#### Exercise materials ####
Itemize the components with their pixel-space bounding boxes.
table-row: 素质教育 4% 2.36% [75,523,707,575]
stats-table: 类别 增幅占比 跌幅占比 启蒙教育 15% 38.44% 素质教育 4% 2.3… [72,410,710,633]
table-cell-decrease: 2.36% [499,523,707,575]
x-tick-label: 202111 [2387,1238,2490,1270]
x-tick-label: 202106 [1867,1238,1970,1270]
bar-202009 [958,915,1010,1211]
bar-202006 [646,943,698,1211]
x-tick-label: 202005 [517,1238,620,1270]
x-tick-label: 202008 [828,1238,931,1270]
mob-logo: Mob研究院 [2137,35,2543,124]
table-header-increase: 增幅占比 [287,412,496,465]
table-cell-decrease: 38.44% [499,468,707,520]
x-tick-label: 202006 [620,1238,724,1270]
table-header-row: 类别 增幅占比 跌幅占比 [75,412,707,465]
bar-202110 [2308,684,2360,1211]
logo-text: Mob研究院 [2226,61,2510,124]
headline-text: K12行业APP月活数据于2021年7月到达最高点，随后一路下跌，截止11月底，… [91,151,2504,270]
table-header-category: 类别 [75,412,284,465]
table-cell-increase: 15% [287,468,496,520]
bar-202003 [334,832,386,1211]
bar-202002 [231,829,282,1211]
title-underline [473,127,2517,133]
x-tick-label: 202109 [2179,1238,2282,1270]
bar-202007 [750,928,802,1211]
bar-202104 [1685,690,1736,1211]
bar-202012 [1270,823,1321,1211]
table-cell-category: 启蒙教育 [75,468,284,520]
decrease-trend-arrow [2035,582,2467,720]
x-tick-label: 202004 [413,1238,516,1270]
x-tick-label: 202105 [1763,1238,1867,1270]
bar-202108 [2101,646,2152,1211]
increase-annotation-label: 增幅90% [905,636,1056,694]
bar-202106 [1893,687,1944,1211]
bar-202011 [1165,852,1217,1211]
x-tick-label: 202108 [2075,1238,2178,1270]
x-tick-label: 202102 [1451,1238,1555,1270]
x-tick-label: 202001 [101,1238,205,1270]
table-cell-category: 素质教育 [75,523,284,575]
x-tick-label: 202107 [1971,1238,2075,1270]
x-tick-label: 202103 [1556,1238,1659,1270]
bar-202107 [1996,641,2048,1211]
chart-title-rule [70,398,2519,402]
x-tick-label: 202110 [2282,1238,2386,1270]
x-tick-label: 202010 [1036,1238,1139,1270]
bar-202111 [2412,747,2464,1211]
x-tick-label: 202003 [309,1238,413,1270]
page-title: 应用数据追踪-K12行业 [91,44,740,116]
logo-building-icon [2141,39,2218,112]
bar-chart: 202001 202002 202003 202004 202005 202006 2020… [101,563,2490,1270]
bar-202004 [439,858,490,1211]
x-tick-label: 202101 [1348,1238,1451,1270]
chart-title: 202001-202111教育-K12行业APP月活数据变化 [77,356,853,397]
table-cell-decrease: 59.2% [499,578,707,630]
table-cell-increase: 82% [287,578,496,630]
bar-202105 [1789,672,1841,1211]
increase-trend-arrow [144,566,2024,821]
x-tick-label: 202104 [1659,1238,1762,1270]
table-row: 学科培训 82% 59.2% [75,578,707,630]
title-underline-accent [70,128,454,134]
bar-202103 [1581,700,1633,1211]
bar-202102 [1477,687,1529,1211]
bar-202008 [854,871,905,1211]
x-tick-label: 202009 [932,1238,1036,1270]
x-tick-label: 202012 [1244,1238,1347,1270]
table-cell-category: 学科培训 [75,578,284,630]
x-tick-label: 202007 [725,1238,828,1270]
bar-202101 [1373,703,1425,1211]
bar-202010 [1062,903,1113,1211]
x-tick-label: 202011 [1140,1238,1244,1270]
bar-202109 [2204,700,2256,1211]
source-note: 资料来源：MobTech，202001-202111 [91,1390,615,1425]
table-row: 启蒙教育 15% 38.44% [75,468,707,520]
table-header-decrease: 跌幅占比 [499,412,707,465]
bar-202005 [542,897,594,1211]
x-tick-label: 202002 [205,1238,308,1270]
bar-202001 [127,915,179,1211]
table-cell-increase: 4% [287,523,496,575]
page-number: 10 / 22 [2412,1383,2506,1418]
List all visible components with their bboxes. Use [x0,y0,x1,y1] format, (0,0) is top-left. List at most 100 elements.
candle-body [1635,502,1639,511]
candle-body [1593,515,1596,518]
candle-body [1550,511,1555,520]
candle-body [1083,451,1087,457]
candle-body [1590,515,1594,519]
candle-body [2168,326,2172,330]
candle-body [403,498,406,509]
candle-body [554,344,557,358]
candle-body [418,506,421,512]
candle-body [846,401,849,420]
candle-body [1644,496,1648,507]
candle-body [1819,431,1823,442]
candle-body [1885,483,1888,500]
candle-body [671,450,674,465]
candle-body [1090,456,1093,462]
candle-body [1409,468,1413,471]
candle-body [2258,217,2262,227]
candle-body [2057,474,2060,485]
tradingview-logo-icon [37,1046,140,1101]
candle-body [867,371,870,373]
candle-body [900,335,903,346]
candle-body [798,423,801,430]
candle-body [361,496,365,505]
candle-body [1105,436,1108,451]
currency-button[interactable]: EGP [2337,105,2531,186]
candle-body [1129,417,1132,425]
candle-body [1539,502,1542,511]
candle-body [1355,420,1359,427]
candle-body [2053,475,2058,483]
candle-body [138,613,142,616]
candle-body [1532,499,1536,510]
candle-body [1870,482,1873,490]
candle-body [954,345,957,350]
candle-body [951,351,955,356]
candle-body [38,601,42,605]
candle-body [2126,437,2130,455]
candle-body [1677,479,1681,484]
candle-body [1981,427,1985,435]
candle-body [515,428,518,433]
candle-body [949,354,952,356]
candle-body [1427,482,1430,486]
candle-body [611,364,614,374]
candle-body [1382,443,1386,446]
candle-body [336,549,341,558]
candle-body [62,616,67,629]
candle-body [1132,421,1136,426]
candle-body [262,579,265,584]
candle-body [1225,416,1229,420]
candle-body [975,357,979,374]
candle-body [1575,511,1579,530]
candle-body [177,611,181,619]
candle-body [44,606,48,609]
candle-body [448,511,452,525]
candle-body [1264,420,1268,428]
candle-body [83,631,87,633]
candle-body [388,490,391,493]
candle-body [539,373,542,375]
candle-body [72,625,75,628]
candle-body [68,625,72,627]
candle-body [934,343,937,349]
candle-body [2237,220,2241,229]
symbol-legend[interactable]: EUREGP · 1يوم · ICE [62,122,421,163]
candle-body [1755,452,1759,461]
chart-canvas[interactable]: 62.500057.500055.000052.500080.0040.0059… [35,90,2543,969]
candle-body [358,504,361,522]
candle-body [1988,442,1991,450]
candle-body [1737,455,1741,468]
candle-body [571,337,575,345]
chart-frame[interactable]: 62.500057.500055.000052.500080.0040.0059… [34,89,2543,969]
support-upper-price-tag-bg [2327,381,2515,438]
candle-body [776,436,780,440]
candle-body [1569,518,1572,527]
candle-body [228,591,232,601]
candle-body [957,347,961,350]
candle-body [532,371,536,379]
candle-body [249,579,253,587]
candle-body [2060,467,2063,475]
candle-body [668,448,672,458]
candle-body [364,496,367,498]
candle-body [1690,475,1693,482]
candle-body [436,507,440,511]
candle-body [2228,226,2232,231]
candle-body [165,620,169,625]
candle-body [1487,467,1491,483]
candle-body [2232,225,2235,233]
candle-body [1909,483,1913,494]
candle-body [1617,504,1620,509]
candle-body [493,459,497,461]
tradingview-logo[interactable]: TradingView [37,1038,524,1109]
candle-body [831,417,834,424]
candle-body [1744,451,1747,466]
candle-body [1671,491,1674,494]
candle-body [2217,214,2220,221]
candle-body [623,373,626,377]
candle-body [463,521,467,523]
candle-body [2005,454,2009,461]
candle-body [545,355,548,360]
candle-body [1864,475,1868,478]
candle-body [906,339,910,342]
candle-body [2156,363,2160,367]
####
Copy out the listing again without any change, starting at its first line and ending at the line that contains "x-tick-label: 202101 [1348,1238,1451,1270]", with both of those lines included.

Itemize the components with their pixel-space bounding boxes.
table-row: 素质教育 4% 2.36% [75,523,707,575]
stats-table: 类别 增幅占比 跌幅占比 启蒙教育 15% 38.44% 素质教育 4% 2.3… [72,410,710,633]
table-cell-decrease: 2.36% [499,523,707,575]
x-tick-label: 202111 [2387,1238,2490,1270]
x-tick-label: 202106 [1867,1238,1970,1270]
bar-202009 [958,915,1010,1211]
bar-202006 [646,943,698,1211]
x-tick-label: 202005 [517,1238,620,1270]
x-tick-label: 202008 [828,1238,931,1270]
mob-logo: Mob研究院 [2137,35,2543,124]
table-header-increase: 增幅占比 [287,412,496,465]
table-cell-decrease: 38.44% [499,468,707,520]
x-tick-label: 202006 [620,1238,724,1270]
table-header-row: 类别 增幅占比 跌幅占比 [75,412,707,465]
bar-202110 [2308,684,2360,1211]
logo-text: Mob研究院 [2226,61,2510,124]
headline-text: K12行业APP月活数据于2021年7月到达最高点，随后一路下跌，截止11月底，… [91,151,2504,270]
table-header-category: 类别 [75,412,284,465]
table-cell-increase: 15% [287,468,496,520]
bar-202003 [334,832,386,1211]
bar-202002 [231,829,282,1211]
title-underline [473,127,2517,133]
x-tick-label: 202109 [2179,1238,2282,1270]
bar-202007 [750,928,802,1211]
bar-202104 [1685,690,1736,1211]
bar-202012 [1270,823,1321,1211]
table-cell-category: 启蒙教育 [75,468,284,520]
decrease-trend-arrow [2035,582,2467,720]
x-tick-label: 202004 [413,1238,516,1270]
x-tick-label: 202105 [1763,1238,1867,1270]
bar-202108 [2101,646,2152,1211]
increase-annotation-label: 增幅90% [905,636,1056,694]
bar-202106 [1893,687,1944,1211]
bar-202011 [1165,852,1217,1211]
x-tick-label: 202108 [2075,1238,2178,1270]
x-tick-label: 202102 [1451,1238,1555,1270]
x-tick-label: 202001 [101,1238,205,1270]
table-cell-category: 素质教育 [75,523,284,575]
x-tick-label: 202107 [1971,1238,2075,1270]
x-tick-label: 202103 [1556,1238,1659,1270]
bar-202107 [1996,641,2048,1211]
chart-title-rule [70,398,2519,402]
x-tick-label: 202110 [2282,1238,2386,1270]
x-tick-label: 202010 [1036,1238,1139,1270]
bar-202111 [2412,747,2464,1211]
x-tick-label: 202003 [309,1238,413,1270]
page-title: 应用数据追踪-K12行业 [91,44,740,116]
logo-building-icon [2141,39,2218,112]
bar-chart: 202001 202002 202003 202004 202005 202006 2020… [101,563,2490,1270]
bar-202004 [439,858,490,1211]
x-tick-label: 202101 [1348,1238,1451,1270]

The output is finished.